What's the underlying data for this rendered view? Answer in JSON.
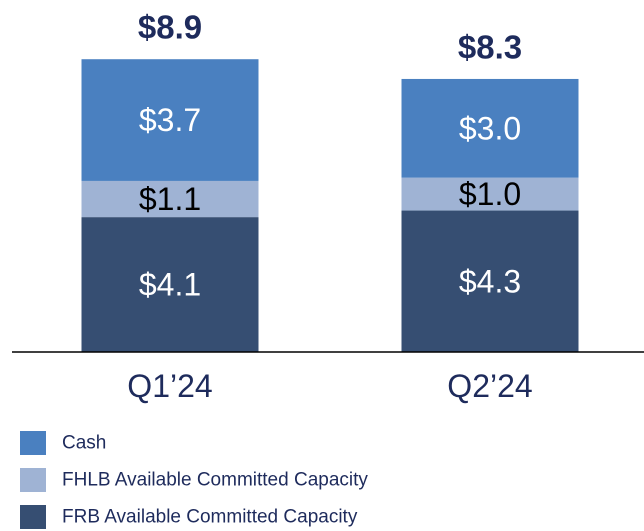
{
  "chart_data": {
    "type": "stacked_bar",
    "categories": [
      "Q1’24",
      "Q2’24"
    ],
    "series": [
      {
        "name": "FRB Available Committed Capacity",
        "color": "#364e72",
        "label_color": "#ffffff",
        "values": [
          4.1,
          4.3
        ],
        "value_labels": [
          "$4.1",
          "$4.3"
        ]
      },
      {
        "name": "FHLB Available Committed Capacity",
        "color": "#9fb3d4",
        "label_color": "#000000",
        "values": [
          1.1,
          1.0
        ],
        "value_labels": [
          "$1.1",
          "$1.0"
        ]
      },
      {
        "name": "Cash",
        "color": "#4a80c0",
        "label_color": "#ffffff",
        "values": [
          3.7,
          3.0
        ],
        "value_labels": [
          "$3.7",
          "$3.0"
        ]
      }
    ],
    "totals": [
      8.9,
      8.3
    ],
    "total_labels": [
      "$8.9",
      "$8.3"
    ],
    "total_color": "#1e2b5c",
    "ylim": [
      0,
      10.7
    ]
  }
}
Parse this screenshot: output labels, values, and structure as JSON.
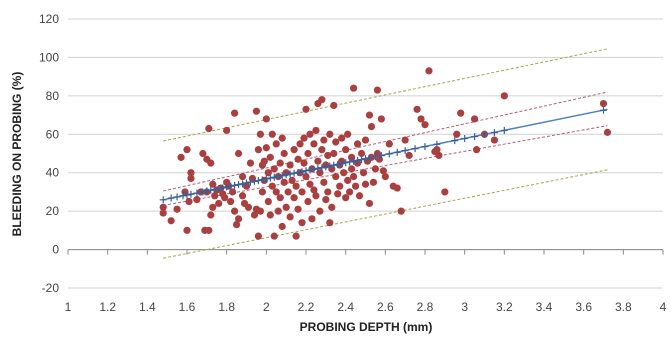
{
  "chart_data": {
    "type": "scatter",
    "title": "",
    "xlabel": "PROBING DEPTH (mm)",
    "ylabel": "BLEEDING ON PROBING (%)",
    "xlim": [
      1,
      4
    ],
    "ylim": [
      -20,
      120
    ],
    "x_ticks": [
      "1",
      "1.2",
      "1.4",
      "1.6",
      "1.8",
      "2",
      "2.2",
      "2.4",
      "2.6",
      "2.8",
      "3",
      "3.2",
      "3.4",
      "3.6",
      "3.8",
      "4"
    ],
    "y_ticks": [
      "-20",
      "0",
      "20",
      "40",
      "60",
      "80",
      "100",
      "120"
    ],
    "grid": {
      "horizontal": true,
      "vertical": false
    },
    "legend": "none",
    "colors": {
      "points": "#a93f3f",
      "fit_line": "#4f81bd",
      "fitted_markers": "#3a5f9a",
      "confidence_band": "#b65b7a",
      "prediction_band": "#a7a54d",
      "gridline": "#d0d0d0"
    },
    "series": [
      {
        "kind": "observed",
        "points": [
          [
            1.48,
            22
          ],
          [
            1.48,
            19
          ],
          [
            1.52,
            15
          ],
          [
            1.55,
            21
          ],
          [
            1.57,
            48
          ],
          [
            1.59,
            30
          ],
          [
            1.6,
            52
          ],
          [
            1.61,
            25
          ],
          [
            1.62,
            40
          ],
          [
            1.62,
            37
          ],
          [
            1.6,
            10
          ],
          [
            1.65,
            26
          ],
          [
            1.67,
            30
          ],
          [
            1.68,
            50
          ],
          [
            1.69,
            10
          ],
          [
            1.7,
            47
          ],
          [
            1.7,
            30
          ],
          [
            1.71,
            63
          ],
          [
            1.71,
            10
          ],
          [
            1.72,
            45
          ],
          [
            1.72,
            18
          ],
          [
            1.73,
            22
          ],
          [
            1.73,
            34
          ],
          [
            1.74,
            28
          ],
          [
            1.75,
            31
          ],
          [
            1.76,
            24
          ],
          [
            1.77,
            32
          ],
          [
            1.78,
            29
          ],
          [
            1.79,
            27
          ],
          [
            1.8,
            62
          ],
          [
            1.8,
            35
          ],
          [
            1.81,
            33
          ],
          [
            1.82,
            25
          ],
          [
            1.83,
            30
          ],
          [
            1.84,
            20
          ],
          [
            1.84,
            71
          ],
          [
            1.85,
            13
          ],
          [
            1.86,
            50
          ],
          [
            1.86,
            16
          ],
          [
            1.88,
            28
          ],
          [
            1.88,
            38
          ],
          [
            1.89,
            24
          ],
          [
            1.9,
            33
          ],
          [
            1.91,
            22
          ],
          [
            1.92,
            45
          ],
          [
            1.93,
            37
          ],
          [
            1.94,
            18
          ],
          [
            1.95,
            72
          ],
          [
            1.95,
            21
          ],
          [
            1.96,
            52
          ],
          [
            1.96,
            7
          ],
          [
            1.97,
            60
          ],
          [
            1.97,
            20
          ],
          [
            1.98,
            44
          ],
          [
            1.98,
            30
          ],
          [
            1.99,
            46
          ],
          [
            1.99,
            36
          ],
          [
            2.0,
            68
          ],
          [
            2.0,
            53
          ],
          [
            2.01,
            40
          ],
          [
            2.01,
            25
          ],
          [
            2.02,
            48
          ],
          [
            2.02,
            18
          ],
          [
            2.03,
            60
          ],
          [
            2.03,
            33
          ],
          [
            2.04,
            7
          ],
          [
            2.04,
            42
          ],
          [
            2.05,
            55
          ],
          [
            2.05,
            30
          ],
          [
            2.06,
            20
          ],
          [
            2.06,
            38
          ],
          [
            2.07,
            45
          ],
          [
            2.07,
            27
          ],
          [
            2.08,
            58
          ],
          [
            2.08,
            12
          ],
          [
            2.09,
            35
          ],
          [
            2.09,
            50
          ],
          [
            2.1,
            40
          ],
          [
            2.1,
            22
          ],
          [
            2.11,
            30
          ],
          [
            2.12,
            44
          ],
          [
            2.12,
            17
          ],
          [
            2.13,
            36
          ],
          [
            2.14,
            52
          ],
          [
            2.14,
            27
          ],
          [
            2.15,
            7
          ],
          [
            2.15,
            33
          ],
          [
            2.16,
            47
          ],
          [
            2.16,
            21
          ],
          [
            2.17,
            55
          ],
          [
            2.17,
            40
          ],
          [
            2.18,
            30
          ],
          [
            2.18,
            14
          ],
          [
            2.19,
            58
          ],
          [
            2.19,
            45
          ],
          [
            2.2,
            73
          ],
          [
            2.2,
            38
          ],
          [
            2.21,
            25
          ],
          [
            2.21,
            50
          ],
          [
            2.22,
            60
          ],
          [
            2.22,
            34
          ],
          [
            2.23,
            42
          ],
          [
            2.23,
            16
          ],
          [
            2.24,
            55
          ],
          [
            2.24,
            31
          ],
          [
            2.25,
            62
          ],
          [
            2.25,
            28
          ],
          [
            2.26,
            76
          ],
          [
            2.26,
            46
          ],
          [
            2.27,
            40
          ],
          [
            2.27,
            20
          ],
          [
            2.28,
            78
          ],
          [
            2.28,
            52
          ],
          [
            2.29,
            35
          ],
          [
            2.29,
            57
          ],
          [
            2.3,
            44
          ],
          [
            2.3,
            26
          ],
          [
            2.31,
            49
          ],
          [
            2.31,
            30
          ],
          [
            2.32,
            60
          ],
          [
            2.32,
            14
          ],
          [
            2.33,
            42
          ],
          [
            2.33,
            22
          ],
          [
            2.34,
            75
          ],
          [
            2.34,
            50
          ],
          [
            2.35,
            38
          ],
          [
            2.35,
            56
          ],
          [
            2.36,
            29
          ],
          [
            2.37,
            44
          ],
          [
            2.37,
            33
          ],
          [
            2.38,
            58
          ],
          [
            2.38,
            46
          ],
          [
            2.39,
            40
          ],
          [
            2.4,
            52
          ],
          [
            2.4,
            27
          ],
          [
            2.41,
            60
          ],
          [
            2.41,
            36
          ],
          [
            2.42,
            30
          ],
          [
            2.43,
            48
          ],
          [
            2.43,
            42
          ],
          [
            2.44,
            84
          ],
          [
            2.44,
            38
          ],
          [
            2.45,
            33
          ],
          [
            2.46,
            55
          ],
          [
            2.46,
            45
          ],
          [
            2.47,
            28
          ],
          [
            2.48,
            50
          ],
          [
            2.49,
            40
          ],
          [
            2.5,
            57
          ],
          [
            2.5,
            34
          ],
          [
            2.51,
            46
          ],
          [
            2.52,
            70
          ],
          [
            2.52,
            24
          ],
          [
            2.53,
            64
          ],
          [
            2.53,
            48
          ],
          [
            2.54,
            35
          ],
          [
            2.55,
            42
          ],
          [
            2.56,
            83
          ],
          [
            2.56,
            50
          ],
          [
            2.57,
            47
          ],
          [
            2.58,
            68
          ],
          [
            2.59,
            41
          ],
          [
            2.6,
            38
          ],
          [
            2.62,
            55
          ],
          [
            2.64,
            33
          ],
          [
            2.66,
            32
          ],
          [
            2.68,
            20
          ],
          [
            2.7,
            57
          ],
          [
            2.72,
            49
          ],
          [
            2.76,
            73
          ],
          [
            2.78,
            68
          ],
          [
            2.8,
            65
          ],
          [
            2.82,
            93
          ],
          [
            2.85,
            51
          ],
          [
            2.86,
            52
          ],
          [
            2.87,
            49
          ],
          [
            2.9,
            30
          ],
          [
            2.96,
            60
          ],
          [
            2.98,
            71
          ],
          [
            3.05,
            68
          ],
          [
            3.06,
            52
          ],
          [
            3.1,
            60
          ],
          [
            3.15,
            57
          ],
          [
            3.2,
            80
          ],
          [
            3.7,
            76
          ],
          [
            3.72,
            61
          ]
        ]
      },
      {
        "kind": "fitted",
        "points": [
          [
            1.48,
            25.9
          ],
          [
            1.52,
            26.8
          ],
          [
            1.55,
            27.4
          ],
          [
            1.58,
            28.0
          ],
          [
            1.6,
            28.4
          ],
          [
            1.62,
            28.8
          ],
          [
            1.65,
            29.4
          ],
          [
            1.68,
            30.0
          ],
          [
            1.7,
            30.5
          ],
          [
            1.72,
            30.9
          ],
          [
            1.74,
            31.3
          ],
          [
            1.76,
            31.7
          ],
          [
            1.78,
            32.1
          ],
          [
            1.8,
            32.6
          ],
          [
            1.82,
            33.0
          ],
          [
            1.84,
            33.4
          ],
          [
            1.86,
            33.8
          ],
          [
            1.88,
            34.2
          ],
          [
            1.9,
            34.7
          ],
          [
            1.92,
            35.1
          ],
          [
            1.94,
            35.5
          ],
          [
            1.96,
            35.9
          ],
          [
            1.98,
            36.3
          ],
          [
            2.0,
            36.8
          ],
          [
            2.02,
            37.2
          ],
          [
            2.04,
            37.6
          ],
          [
            2.06,
            38.0
          ],
          [
            2.08,
            38.4
          ],
          [
            2.1,
            38.9
          ],
          [
            2.12,
            39.3
          ],
          [
            2.14,
            39.7
          ],
          [
            2.16,
            40.1
          ],
          [
            2.18,
            40.5
          ],
          [
            2.2,
            41.0
          ],
          [
            2.22,
            41.4
          ],
          [
            2.24,
            41.8
          ],
          [
            2.26,
            42.2
          ],
          [
            2.28,
            42.6
          ],
          [
            2.3,
            43.1
          ],
          [
            2.32,
            43.5
          ],
          [
            2.34,
            43.9
          ],
          [
            2.36,
            44.3
          ],
          [
            2.38,
            44.7
          ],
          [
            2.4,
            45.2
          ],
          [
            2.42,
            45.6
          ],
          [
            2.44,
            46.0
          ],
          [
            2.46,
            46.4
          ],
          [
            2.48,
            46.8
          ],
          [
            2.5,
            47.3
          ],
          [
            2.52,
            47.7
          ],
          [
            2.55,
            48.3
          ],
          [
            2.58,
            48.9
          ],
          [
            2.62,
            49.8
          ],
          [
            2.66,
            50.6
          ],
          [
            2.7,
            51.5
          ],
          [
            2.75,
            52.5
          ],
          [
            2.8,
            53.6
          ],
          [
            2.86,
            54.8
          ],
          [
            2.95,
            56.7
          ],
          [
            3.0,
            57.8
          ],
          [
            3.05,
            58.8
          ],
          [
            3.1,
            59.9
          ],
          [
            3.15,
            60.9
          ],
          [
            3.2,
            62.0
          ],
          [
            3.7,
            72.5
          ]
        ]
      }
    ],
    "fit_line": {
      "x": [
        1.48,
        3.72
      ],
      "y": [
        25.9,
        73.0
      ]
    },
    "confidence_band": {
      "upper": {
        "x": [
          1.48,
          3.72
        ],
        "y": [
          30.5,
          82.0
        ]
      },
      "lower": {
        "x": [
          1.48,
          3.72
        ],
        "y": [
          23.0,
          64.5
        ]
      }
    },
    "prediction_band": {
      "upper": {
        "x": [
          1.48,
          3.72
        ],
        "y": [
          56.5,
          104.5
        ]
      },
      "lower": {
        "x": [
          1.48,
          3.72
        ],
        "y": [
          -4.5,
          41.5
        ]
      }
    }
  }
}
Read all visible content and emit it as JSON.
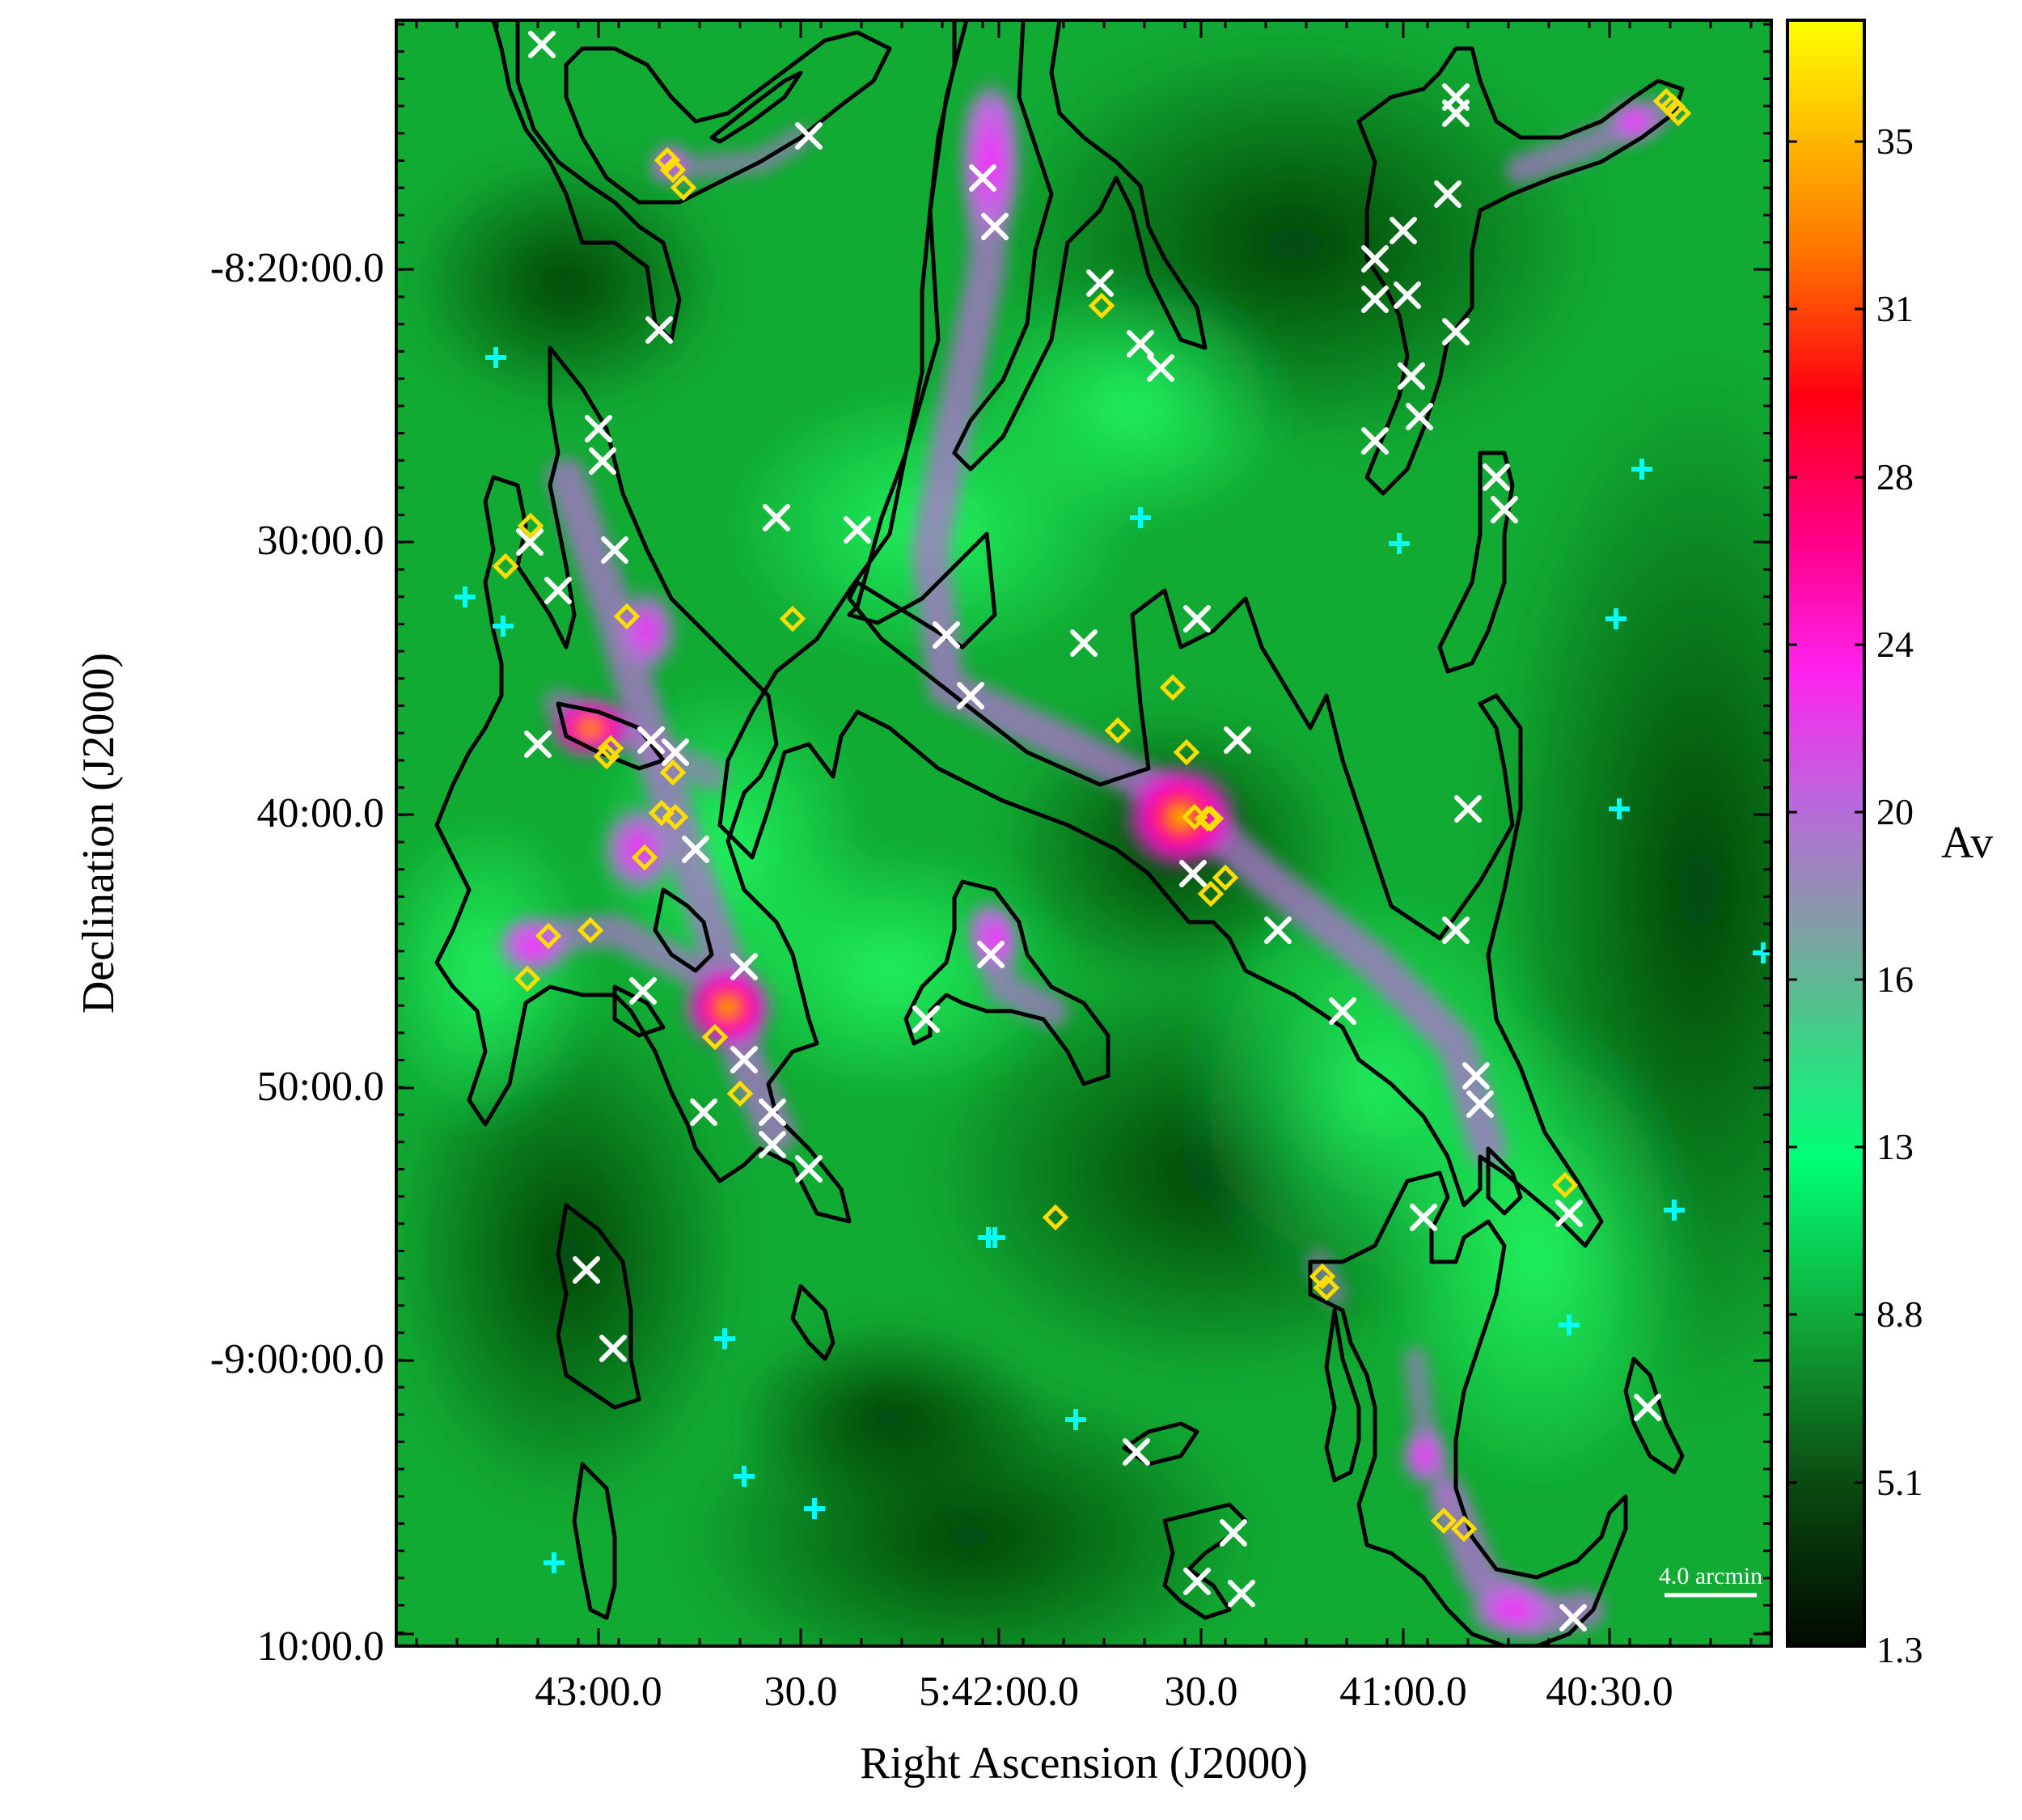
################
### AIM
Which lines above contain the word "this"? Copy each of them.

### FINAL RESULT
What's the underlying data for this rendered view? Answer in JSON.
Parse this screenshot: output labels, values, and structure as JSON.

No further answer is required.